Extracto del documento:
Muy buen dato, lastima los precios y lo lejos que estan  pero me  uno, chauuuuuu


----------



## Alex_Sade (Abr 2, 2020)

Buenas, estoy empezando un proyecto para darle una nueva vida a un Pionner cdj800, el cual quiero controlar por MIDI. Para empezar quiero averiguar como controlar las pantallas de este. Empezando por la pantalla central (JogWhee), la cual es una pantalla VFD controlada mediante un shift register de 64bits. Hasta aqui todo correcto, para modificar estos registros voy a emplear un Arduino UNO. Por el momento he hecho un bucle para que me vaya cambiando bit a bit para ver lo que hace cada uno. Por lo que veo, los primeros 2 byte corresponden a las grid (tiene 11 grid, pero tiene bits que no hacen nada) y los restantes 6bytes corresponden a los diferentes segmentos. Ahora, modificando los bits solo consigo apagar los grid o apagar los segmentos, no he podido apagar un segmento de un grid. A ver si me explico mejor: si pongo todos los bits en '0' toda la pantalla se queda iluminada, si pongo un '1' en la primera posicion (corresponde a un grid) y un '1' en la ultima posicion (corresponde a un segmento), me apaga ambos, no me apaga el segmento de el grid seleccionado!. Espero haberme explicado bien! adjunto algo de documentacion (la foto corresponde a un '1' en la ultima posicion).

Instrucción: Escribe la continuación del hilo sobre la pantalla del CDJ800 controlada con Arduino, empezando después de su última frase.

Líneas extraídas:
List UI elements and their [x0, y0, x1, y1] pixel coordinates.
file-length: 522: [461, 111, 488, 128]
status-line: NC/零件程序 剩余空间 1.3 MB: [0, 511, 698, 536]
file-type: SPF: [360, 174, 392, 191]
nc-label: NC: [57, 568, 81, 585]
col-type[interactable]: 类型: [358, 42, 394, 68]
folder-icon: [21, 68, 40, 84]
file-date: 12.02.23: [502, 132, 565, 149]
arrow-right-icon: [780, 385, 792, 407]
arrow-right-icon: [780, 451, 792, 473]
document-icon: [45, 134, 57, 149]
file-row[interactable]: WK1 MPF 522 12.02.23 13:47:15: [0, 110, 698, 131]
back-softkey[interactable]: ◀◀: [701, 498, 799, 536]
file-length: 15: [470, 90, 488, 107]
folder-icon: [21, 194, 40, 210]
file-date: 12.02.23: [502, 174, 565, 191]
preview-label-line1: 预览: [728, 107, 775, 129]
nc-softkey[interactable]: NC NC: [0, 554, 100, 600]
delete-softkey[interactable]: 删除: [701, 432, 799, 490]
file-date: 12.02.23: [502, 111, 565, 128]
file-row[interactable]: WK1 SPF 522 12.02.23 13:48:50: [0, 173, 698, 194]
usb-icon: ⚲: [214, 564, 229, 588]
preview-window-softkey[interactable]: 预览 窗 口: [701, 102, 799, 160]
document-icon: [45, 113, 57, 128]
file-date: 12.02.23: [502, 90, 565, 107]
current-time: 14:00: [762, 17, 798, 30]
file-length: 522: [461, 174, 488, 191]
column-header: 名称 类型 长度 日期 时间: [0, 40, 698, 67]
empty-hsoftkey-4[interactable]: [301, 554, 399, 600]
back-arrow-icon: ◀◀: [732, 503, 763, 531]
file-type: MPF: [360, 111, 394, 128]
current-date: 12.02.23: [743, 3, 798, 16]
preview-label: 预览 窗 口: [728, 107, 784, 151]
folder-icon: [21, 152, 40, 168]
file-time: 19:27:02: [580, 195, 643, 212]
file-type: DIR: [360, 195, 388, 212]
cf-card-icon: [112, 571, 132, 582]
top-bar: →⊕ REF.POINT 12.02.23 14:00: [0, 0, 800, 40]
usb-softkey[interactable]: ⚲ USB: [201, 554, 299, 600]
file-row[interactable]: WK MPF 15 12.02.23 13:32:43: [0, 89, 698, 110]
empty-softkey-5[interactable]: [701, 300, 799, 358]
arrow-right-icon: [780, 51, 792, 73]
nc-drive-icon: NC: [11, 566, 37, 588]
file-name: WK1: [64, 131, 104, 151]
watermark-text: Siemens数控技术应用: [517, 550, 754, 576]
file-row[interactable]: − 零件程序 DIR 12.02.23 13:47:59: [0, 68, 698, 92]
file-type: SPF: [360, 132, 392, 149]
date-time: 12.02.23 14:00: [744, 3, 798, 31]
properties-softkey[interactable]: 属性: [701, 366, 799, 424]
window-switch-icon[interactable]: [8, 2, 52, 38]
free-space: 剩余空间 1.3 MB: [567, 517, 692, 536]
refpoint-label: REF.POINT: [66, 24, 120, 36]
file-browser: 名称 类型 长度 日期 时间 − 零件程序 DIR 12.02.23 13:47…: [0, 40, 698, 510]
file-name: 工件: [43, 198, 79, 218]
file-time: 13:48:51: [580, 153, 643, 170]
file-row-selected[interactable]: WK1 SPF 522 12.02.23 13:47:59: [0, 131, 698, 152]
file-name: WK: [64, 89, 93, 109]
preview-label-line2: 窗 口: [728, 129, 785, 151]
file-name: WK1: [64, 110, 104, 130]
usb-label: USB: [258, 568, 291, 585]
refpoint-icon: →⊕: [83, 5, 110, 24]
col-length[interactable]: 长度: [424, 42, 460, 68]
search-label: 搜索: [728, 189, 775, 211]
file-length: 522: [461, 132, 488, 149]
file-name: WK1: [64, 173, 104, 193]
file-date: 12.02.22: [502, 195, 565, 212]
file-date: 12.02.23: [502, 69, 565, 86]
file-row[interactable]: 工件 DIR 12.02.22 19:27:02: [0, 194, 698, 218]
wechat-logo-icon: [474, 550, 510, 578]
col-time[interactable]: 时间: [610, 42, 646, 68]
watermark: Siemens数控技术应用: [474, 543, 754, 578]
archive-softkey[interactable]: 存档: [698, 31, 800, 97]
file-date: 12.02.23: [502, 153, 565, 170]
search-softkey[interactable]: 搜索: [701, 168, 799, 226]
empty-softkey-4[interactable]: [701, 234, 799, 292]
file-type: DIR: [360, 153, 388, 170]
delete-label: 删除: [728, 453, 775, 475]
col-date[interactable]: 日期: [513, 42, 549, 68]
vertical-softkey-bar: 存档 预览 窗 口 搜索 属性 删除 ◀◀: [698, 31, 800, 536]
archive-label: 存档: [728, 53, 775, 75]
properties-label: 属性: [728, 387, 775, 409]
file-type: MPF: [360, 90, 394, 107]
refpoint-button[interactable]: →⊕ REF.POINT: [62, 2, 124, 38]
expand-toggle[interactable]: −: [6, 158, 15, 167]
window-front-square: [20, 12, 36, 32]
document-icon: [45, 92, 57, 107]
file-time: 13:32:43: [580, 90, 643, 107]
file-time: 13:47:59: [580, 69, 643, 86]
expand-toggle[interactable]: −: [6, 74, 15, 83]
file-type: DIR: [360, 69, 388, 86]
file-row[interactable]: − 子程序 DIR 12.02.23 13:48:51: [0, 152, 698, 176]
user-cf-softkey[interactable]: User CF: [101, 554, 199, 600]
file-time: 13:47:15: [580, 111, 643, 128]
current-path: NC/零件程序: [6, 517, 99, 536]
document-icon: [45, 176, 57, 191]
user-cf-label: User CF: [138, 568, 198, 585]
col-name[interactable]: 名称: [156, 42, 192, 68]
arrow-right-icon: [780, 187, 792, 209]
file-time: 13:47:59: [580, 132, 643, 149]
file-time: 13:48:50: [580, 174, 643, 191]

Respuesta:
----------



## capitanp (Abr 2, 2020)

no se entendio pero quizas tenga otra función ese bit


----------



## Alex_Sade (Abr 2, 2020)

A que bit te refieres?, creo que tengo todos los bits localizados, los bits que no realizan niguna funcion corresponden a pines del shifter que quedan libres

Bueno al final he avanzado algo, este documento me a ayudado mucho por si a alguien le interesa:








						A Guide to Fundamental VFD Operation - Noritake Co., Inc. Electronics Division
					

Learn about the technology behind Noritake VFDs (Vacuum Fluorescent Display). Explore display construction, signal timings, and the grid and anode power supply.




					www.noritake-elec.com
				




No se aprecia muy bien en la imagen, pero me deja algo de sombra entre la primera "impresion" y la segunda. E intentado desfasar entre una y otra un poco y parece que mejora un poquito. Puede ser que el arduino UNO no sea lo suficiente mente rapido?


----------



## Alex_Sade (Abr 6, 2020)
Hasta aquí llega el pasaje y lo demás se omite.